> Problem requirements:
Reproduce nothing but the closing run of lines: the line with "Convert this document image to plain text." and each line that follows it to the end of the data.

> Provided data:
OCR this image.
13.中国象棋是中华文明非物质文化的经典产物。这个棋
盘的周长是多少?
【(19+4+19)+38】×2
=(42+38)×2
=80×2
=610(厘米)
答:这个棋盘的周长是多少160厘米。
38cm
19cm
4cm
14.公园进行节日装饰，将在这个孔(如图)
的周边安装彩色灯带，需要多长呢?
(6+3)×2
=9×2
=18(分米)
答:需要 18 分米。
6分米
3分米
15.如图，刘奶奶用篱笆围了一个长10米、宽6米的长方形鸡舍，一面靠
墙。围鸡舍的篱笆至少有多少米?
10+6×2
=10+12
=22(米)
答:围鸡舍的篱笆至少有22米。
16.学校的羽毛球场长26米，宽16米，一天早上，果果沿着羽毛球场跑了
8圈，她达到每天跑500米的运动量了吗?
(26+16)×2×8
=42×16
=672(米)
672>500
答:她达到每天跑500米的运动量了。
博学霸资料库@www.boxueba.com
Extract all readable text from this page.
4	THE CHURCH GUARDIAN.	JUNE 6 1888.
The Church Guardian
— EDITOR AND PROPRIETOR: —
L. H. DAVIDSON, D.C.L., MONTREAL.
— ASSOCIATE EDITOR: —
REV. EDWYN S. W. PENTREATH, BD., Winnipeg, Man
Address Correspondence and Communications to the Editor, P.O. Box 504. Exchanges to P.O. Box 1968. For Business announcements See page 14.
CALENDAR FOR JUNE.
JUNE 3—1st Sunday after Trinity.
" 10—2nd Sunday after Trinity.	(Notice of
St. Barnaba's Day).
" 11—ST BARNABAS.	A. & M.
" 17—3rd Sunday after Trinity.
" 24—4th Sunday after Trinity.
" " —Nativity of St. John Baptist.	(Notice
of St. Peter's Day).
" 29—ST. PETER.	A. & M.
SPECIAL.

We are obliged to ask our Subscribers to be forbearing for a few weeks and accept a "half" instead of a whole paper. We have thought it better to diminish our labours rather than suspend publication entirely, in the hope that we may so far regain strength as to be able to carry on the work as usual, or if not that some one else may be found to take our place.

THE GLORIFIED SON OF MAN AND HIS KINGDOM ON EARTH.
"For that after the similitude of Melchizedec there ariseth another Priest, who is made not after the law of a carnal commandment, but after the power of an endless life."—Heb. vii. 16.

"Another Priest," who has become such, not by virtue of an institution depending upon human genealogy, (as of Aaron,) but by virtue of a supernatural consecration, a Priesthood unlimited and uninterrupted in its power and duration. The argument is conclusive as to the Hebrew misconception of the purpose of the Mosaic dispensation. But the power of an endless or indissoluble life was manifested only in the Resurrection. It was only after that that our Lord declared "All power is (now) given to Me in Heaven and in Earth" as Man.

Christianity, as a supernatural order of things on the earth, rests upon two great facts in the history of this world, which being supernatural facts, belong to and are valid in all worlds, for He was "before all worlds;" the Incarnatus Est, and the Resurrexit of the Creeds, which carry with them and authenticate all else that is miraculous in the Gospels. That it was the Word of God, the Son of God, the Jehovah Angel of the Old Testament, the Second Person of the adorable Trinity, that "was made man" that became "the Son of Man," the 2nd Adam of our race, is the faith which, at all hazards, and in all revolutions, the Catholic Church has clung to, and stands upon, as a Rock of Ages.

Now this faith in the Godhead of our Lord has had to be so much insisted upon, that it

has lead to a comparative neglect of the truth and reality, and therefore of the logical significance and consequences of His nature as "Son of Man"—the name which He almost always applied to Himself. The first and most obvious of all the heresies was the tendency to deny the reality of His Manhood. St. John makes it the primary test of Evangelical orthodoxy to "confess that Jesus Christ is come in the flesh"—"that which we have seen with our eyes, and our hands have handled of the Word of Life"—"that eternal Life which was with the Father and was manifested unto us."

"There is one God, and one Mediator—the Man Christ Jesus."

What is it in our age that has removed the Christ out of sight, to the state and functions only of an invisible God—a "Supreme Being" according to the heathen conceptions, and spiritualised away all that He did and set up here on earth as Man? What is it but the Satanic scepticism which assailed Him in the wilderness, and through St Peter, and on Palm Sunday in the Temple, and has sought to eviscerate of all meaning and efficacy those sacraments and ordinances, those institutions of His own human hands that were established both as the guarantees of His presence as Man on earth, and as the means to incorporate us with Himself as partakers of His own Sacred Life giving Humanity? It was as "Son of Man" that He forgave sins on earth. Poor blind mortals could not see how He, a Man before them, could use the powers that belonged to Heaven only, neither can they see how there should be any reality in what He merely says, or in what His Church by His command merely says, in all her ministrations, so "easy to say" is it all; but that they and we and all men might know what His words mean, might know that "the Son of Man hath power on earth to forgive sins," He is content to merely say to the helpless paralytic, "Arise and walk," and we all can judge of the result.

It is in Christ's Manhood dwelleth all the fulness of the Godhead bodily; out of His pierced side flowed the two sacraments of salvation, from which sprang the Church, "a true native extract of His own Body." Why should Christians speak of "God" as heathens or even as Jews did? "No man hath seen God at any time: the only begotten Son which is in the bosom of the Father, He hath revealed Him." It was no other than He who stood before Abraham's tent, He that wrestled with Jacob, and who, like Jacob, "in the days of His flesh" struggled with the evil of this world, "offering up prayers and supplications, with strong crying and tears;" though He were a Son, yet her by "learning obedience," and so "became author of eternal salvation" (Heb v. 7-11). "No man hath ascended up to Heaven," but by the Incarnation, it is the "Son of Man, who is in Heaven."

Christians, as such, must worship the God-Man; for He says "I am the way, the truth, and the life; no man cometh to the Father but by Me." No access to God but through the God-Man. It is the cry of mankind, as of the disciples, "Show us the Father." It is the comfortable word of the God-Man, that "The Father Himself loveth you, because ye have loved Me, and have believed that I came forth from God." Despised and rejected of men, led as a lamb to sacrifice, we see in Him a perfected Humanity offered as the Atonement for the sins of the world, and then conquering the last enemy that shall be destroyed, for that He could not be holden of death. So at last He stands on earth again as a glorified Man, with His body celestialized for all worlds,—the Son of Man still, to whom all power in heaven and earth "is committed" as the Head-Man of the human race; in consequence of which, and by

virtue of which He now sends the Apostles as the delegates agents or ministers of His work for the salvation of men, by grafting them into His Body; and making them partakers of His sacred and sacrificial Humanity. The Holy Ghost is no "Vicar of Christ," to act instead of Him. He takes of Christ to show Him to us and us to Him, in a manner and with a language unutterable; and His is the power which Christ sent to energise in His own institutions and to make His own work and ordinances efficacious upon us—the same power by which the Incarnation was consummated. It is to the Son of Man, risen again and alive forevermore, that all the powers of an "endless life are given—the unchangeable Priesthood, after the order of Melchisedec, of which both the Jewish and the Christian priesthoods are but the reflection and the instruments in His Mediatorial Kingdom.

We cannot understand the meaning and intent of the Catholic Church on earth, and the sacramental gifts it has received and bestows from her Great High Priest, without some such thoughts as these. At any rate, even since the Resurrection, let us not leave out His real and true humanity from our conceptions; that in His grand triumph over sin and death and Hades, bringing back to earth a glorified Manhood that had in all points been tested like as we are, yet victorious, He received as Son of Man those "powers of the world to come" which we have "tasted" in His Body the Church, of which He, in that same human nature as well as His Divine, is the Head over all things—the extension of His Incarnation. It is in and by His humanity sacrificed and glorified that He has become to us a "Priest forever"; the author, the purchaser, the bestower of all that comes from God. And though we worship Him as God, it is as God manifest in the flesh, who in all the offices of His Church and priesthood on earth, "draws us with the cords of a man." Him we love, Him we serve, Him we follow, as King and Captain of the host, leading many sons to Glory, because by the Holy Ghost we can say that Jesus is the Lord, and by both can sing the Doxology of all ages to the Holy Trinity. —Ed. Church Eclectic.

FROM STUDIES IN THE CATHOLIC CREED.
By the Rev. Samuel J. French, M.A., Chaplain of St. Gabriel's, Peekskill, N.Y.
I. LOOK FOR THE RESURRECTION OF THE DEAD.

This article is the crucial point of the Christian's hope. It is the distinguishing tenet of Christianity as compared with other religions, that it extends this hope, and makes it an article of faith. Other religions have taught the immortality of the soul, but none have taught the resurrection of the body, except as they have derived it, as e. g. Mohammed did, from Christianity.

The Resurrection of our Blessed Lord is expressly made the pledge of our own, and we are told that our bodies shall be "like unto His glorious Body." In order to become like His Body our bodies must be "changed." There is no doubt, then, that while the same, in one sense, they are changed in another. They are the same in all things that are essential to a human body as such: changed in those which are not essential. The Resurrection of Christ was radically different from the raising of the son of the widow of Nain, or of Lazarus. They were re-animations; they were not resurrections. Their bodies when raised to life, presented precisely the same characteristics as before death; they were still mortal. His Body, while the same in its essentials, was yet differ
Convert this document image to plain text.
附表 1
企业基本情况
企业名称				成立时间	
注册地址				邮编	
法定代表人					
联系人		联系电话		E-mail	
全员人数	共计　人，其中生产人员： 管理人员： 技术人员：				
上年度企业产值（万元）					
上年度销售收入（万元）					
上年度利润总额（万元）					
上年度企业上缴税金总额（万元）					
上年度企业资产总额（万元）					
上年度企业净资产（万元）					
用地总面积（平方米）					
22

> Correct result:
Convert this document image to plain text.
附表 1
企业基本情况
企业名称				成立时间	
注册地址				邮编	
法定代表人					
联系人		联系电话		E-mail	
全员人数	共计　人，其中生产人员： 管理人员： 技术人员：				
上年度企业产值（万元）					
上年度销售收入（万元）					
上年度利润总额（万元）					
上年度企业上缴税金总额（万元）					
上年度企业资产总额（万元）					
上年度企业净资产（万元）					
用地总面积（平方米）					
22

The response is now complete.